# Problem requirements
Tally the lines holding "caption" and state only that figure.

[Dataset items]
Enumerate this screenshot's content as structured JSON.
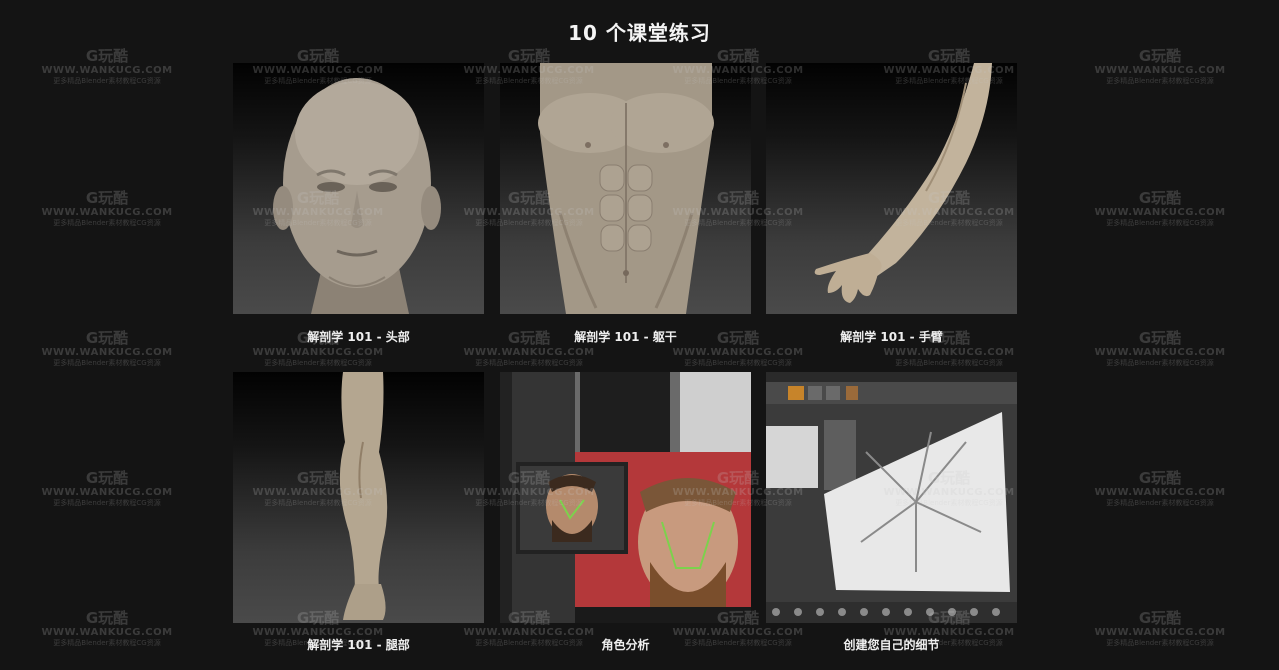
{
  "page": {
    "title": "10 个课堂练习"
  },
  "cards": [
    {
      "caption": "解剖学 101 - 头部",
      "icon": "head-sculpt-icon"
    },
    {
      "caption": "解剖学 101 - 躯干",
      "icon": "torso-sculpt-icon"
    },
    {
      "caption": "解剖学 101 - 手臂",
      "icon": "arm-sculpt-icon"
    },
    {
      "caption": "解剖学 101 - 腿部",
      "icon": "leg-sculpt-icon"
    },
    {
      "caption": "角色分析",
      "icon": "face-reference-icon"
    },
    {
      "caption": "创建您自己的细节",
      "icon": "zbrush-interface-icon"
    }
  ],
  "watermark": {
    "logo": "G玩酷",
    "site": "WWW.WANKUCG.COM",
    "slogan": "更多精品Blender素材教程CG资源"
  }
}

# Response to the task
6